WHAT THE TASK REQUIRES
Seek out every line containing the word "this", and copy each.

RECORDS SHOWN
--------------------------------

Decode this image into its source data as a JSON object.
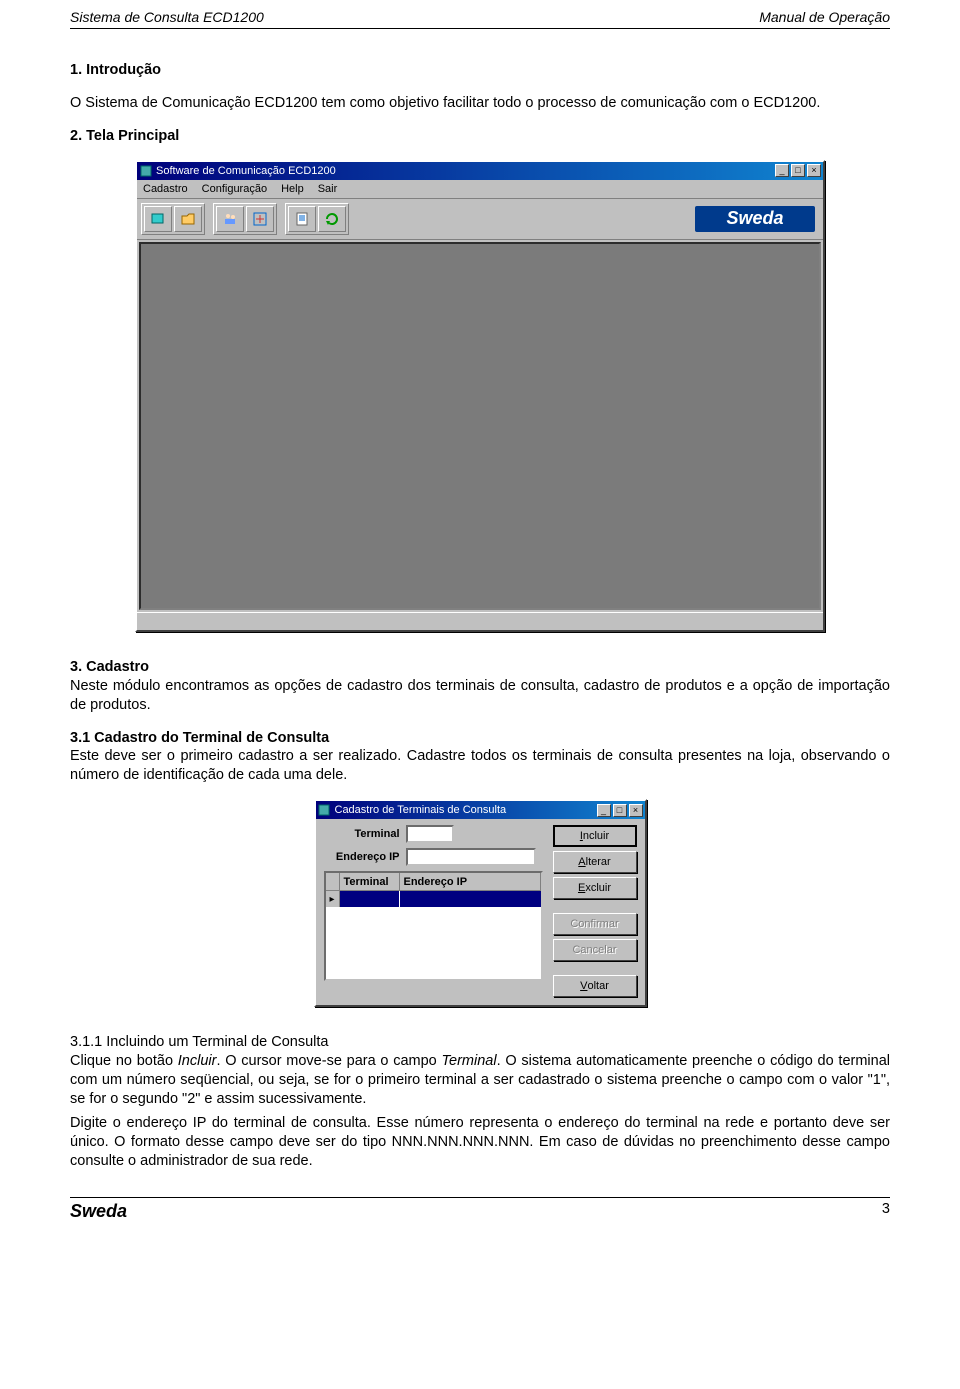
{
  "header": {
    "left": "Sistema de Consulta ECD1200",
    "right": "Manual de Operação"
  },
  "sections": {
    "s1_title": "1. Introdução",
    "s1_body": "O Sistema de Comunicação ECD1200 tem como objetivo facilitar todo o processo de comunicação com o ECD1200.",
    "s2_title": "2. Tela Principal",
    "s3_title": "3. Cadastro",
    "s3_body": "Neste módulo encontramos as opções de cadastro dos terminais de consulta, cadastro de produtos e a opção de importação de produtos.",
    "s31_title": "3.1 Cadastro do Terminal de Consulta",
    "s31_body": "Este deve ser o primeiro cadastro a ser realizado.  Cadastre todos os terminais de consulta presentes na loja, observando o número de identificação de cada uma dele.",
    "s311_title": "3.1.1 Incluindo um Terminal de Consulta",
    "s311_p1a": "Clique no botão ",
    "s311_p1b": "Incluir",
    "s311_p1c": ". O cursor move-se para o campo ",
    "s311_p1d": "Terminal",
    "s311_p1e": ". O sistema automaticamente preenche o código do terminal com um número seqüencial, ou seja, se for o primeiro terminal a ser cadastrado o sistema preenche o campo com o valor \"1\", se for o segundo \"2\" e assim sucessivamente.",
    "s311_p2": "Digite o endereço IP do terminal de consulta. Esse número representa o endereço do terminal na rede e portanto deve ser único. O formato desse campo deve ser do tipo NNN.NNN.NNN.NNN. Em caso de dúvidas no preenchimento desse campo consulte o administrador de sua rede."
  },
  "main_app": {
    "title": "Software de Comunicação ECD1200",
    "menus": {
      "m1": "Cadastro",
      "m2": "Configuração",
      "m3": "Help",
      "m4": "Sair"
    },
    "brand": "Sweda",
    "toolbar_icons": [
      "folder-icon",
      "open-folder-icon",
      "separator",
      "users-icon",
      "tools-icon",
      "separator",
      "report-icon",
      "refresh-icon"
    ]
  },
  "dialog": {
    "title": "Cadastro de Terminais de Consulta",
    "labels": {
      "terminal": "Terminal",
      "ip": "Endereço IP"
    },
    "grid_cols": {
      "c1": "Terminal",
      "c2": "Endereço IP"
    },
    "buttons": {
      "incluir": "Incluir",
      "alterar": "Alterar",
      "excluir": "Excluir",
      "confirmar": "Confirmar",
      "cancelar": "Cancelar",
      "voltar": "Voltar"
    },
    "window_buttons": {
      "min": "_",
      "max": "□",
      "close": "×"
    }
  },
  "footer": {
    "brand": "Sweda",
    "page": "3"
  }
}
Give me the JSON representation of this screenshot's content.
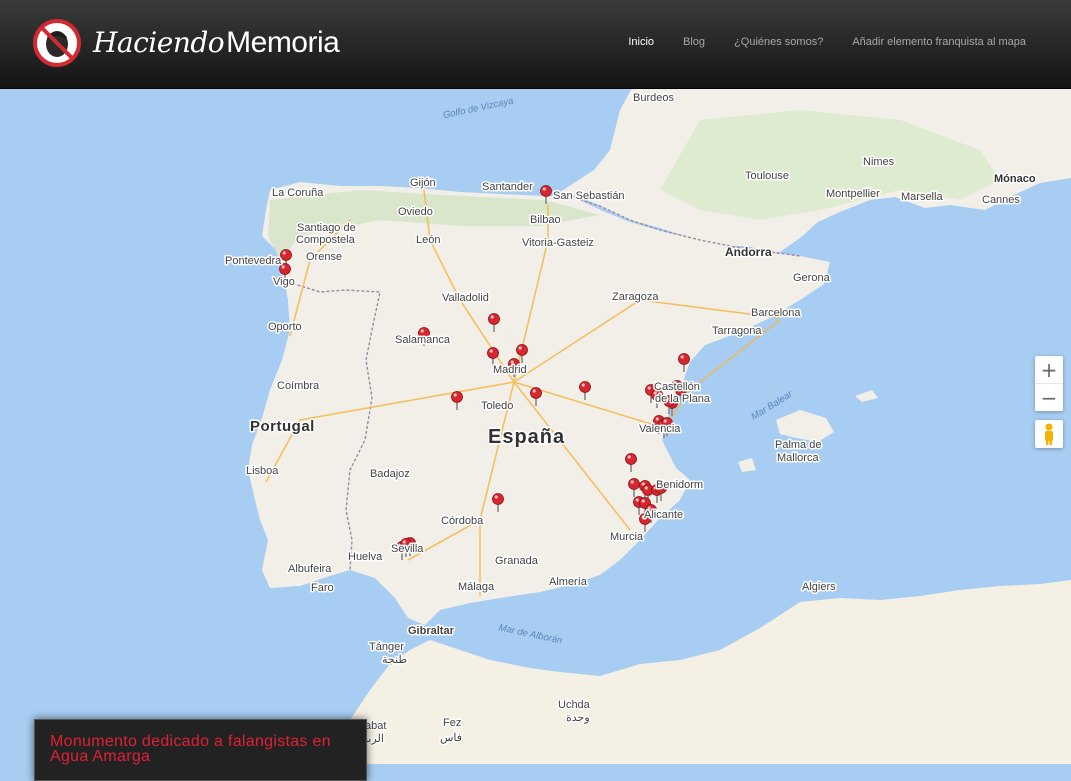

--------------------------------

FINISHED EXERCISE
Decode this image into its source data as a JSON object.
Give me the JSON representation of this screenshot's content.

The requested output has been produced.